Instructions for the task ▸ Write out the rows verbatim, from the first row through the row containing "data-label-box [629, 265, 682, 285]", both ends included.

Data for processing ▸

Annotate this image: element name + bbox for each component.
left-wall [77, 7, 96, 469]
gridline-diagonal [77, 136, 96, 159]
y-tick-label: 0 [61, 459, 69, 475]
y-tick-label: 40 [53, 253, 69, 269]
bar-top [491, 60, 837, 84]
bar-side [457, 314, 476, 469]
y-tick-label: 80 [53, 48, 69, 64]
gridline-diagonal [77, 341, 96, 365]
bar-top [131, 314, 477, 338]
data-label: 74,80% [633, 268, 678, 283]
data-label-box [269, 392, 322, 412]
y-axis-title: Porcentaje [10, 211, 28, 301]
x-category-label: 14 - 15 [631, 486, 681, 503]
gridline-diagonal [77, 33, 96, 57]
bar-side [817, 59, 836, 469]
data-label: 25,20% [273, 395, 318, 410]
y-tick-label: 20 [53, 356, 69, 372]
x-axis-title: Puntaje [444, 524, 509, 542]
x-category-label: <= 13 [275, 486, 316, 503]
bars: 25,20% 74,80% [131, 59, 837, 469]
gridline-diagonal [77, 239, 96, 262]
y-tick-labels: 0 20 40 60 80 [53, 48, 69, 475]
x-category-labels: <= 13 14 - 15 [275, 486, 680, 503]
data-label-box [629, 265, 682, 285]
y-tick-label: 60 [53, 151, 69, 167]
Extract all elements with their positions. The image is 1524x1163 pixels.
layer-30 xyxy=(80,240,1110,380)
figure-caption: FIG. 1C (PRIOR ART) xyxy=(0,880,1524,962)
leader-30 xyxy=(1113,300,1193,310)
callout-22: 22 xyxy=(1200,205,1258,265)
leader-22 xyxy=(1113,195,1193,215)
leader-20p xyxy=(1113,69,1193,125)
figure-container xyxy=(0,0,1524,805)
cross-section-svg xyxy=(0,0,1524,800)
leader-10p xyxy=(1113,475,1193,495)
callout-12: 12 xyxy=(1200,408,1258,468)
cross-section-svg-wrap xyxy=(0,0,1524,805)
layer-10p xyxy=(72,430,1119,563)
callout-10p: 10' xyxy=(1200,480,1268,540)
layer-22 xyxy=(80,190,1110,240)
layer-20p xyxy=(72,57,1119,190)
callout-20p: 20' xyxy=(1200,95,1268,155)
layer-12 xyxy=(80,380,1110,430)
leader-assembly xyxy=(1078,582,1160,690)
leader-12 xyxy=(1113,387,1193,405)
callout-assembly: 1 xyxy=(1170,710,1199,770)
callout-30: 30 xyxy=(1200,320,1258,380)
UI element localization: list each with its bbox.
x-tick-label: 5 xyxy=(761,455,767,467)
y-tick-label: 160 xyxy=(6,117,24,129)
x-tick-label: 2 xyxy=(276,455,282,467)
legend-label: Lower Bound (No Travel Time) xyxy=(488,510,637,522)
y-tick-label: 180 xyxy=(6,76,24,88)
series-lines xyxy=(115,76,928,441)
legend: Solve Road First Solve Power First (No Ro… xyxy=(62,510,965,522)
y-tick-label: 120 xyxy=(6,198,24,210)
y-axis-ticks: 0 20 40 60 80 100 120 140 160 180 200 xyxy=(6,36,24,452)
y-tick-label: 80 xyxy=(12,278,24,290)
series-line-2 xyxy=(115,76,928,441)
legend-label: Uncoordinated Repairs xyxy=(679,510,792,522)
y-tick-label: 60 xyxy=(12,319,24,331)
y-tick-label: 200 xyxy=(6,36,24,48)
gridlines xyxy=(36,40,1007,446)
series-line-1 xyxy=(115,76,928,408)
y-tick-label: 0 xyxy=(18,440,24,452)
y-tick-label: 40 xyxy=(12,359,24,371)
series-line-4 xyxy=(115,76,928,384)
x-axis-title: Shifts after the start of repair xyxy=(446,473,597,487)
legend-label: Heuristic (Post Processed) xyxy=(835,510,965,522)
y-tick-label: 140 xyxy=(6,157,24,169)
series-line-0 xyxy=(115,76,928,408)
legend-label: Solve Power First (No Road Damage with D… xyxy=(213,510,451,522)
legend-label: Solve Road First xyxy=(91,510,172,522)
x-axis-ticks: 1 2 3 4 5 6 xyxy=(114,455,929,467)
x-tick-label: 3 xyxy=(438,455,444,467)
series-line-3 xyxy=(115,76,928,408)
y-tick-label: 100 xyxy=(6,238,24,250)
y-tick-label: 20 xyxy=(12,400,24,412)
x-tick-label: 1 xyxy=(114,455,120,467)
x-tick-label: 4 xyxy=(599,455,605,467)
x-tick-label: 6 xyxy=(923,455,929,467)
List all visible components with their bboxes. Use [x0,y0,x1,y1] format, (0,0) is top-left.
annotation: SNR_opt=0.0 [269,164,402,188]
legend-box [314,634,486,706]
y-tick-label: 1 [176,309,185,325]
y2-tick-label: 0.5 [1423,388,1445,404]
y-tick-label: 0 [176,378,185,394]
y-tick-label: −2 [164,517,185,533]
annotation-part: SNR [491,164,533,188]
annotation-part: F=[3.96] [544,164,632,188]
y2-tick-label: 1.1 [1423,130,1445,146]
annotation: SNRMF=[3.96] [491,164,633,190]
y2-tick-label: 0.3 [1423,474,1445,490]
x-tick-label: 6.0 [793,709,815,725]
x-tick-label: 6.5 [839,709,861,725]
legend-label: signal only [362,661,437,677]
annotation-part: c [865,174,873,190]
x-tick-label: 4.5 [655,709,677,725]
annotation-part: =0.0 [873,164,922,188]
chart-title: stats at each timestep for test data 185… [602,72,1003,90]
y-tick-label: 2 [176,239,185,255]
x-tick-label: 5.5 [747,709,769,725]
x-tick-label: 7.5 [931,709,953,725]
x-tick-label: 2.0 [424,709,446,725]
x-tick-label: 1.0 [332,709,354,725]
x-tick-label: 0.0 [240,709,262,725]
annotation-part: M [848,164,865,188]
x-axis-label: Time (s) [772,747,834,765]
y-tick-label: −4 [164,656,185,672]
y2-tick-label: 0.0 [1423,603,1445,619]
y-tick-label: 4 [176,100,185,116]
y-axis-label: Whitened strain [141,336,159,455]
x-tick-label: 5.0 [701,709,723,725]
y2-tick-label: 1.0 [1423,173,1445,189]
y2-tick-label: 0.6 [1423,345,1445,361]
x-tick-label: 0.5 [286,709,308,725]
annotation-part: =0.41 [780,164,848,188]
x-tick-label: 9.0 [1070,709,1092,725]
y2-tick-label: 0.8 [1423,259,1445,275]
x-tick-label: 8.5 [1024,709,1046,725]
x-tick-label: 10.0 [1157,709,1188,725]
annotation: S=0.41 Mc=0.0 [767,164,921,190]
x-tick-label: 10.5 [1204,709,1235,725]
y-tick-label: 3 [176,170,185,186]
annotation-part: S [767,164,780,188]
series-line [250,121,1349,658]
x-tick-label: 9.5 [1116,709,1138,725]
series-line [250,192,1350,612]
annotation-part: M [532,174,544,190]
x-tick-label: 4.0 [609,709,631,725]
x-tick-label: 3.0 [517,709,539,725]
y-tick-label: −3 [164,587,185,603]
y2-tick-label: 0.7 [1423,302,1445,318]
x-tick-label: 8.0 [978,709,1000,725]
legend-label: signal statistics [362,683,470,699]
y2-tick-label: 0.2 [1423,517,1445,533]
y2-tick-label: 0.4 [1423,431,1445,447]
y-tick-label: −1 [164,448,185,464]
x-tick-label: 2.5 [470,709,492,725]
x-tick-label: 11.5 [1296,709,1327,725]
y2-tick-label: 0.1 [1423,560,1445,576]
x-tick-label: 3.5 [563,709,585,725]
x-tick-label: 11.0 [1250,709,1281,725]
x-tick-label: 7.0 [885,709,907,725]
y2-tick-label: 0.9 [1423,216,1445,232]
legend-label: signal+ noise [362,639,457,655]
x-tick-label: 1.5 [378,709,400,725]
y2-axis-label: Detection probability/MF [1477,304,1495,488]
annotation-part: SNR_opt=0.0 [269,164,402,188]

Correct result ▸
Annotate this image: element name + bbox for each component.
left-wall [77, 7, 96, 469]
gridline-diagonal [77, 136, 96, 159]
y-tick-label: 0 [61, 459, 69, 475]
y-tick-label: 40 [53, 253, 69, 269]
bar-top [491, 60, 837, 84]
bar-side [457, 314, 476, 469]
y-tick-label: 80 [53, 48, 69, 64]
gridline-diagonal [77, 341, 96, 365]
bar-top [131, 314, 477, 338]
data-label: 74,80% [633, 268, 678, 283]
data-label-box [269, 392, 322, 412]
y-axis-title: Porcentaje [10, 211, 28, 301]
x-category-label: 14 - 15 [631, 486, 681, 503]
gridline-diagonal [77, 33, 96, 57]
bar-side [817, 59, 836, 469]
data-label: 25,20% [273, 395, 318, 410]
y-tick-label: 20 [53, 356, 69, 372]
x-axis-title: Puntaje [444, 524, 509, 542]
x-category-label: <= 13 [275, 486, 316, 503]
bars: 25,20% 74,80% [131, 59, 837, 469]
gridline-diagonal [77, 239, 96, 262]
y-tick-labels: 0 20 40 60 80 [53, 48, 69, 475]
x-category-labels: <= 13 14 - 15 [275, 486, 680, 503]
data-label-box [629, 265, 682, 285]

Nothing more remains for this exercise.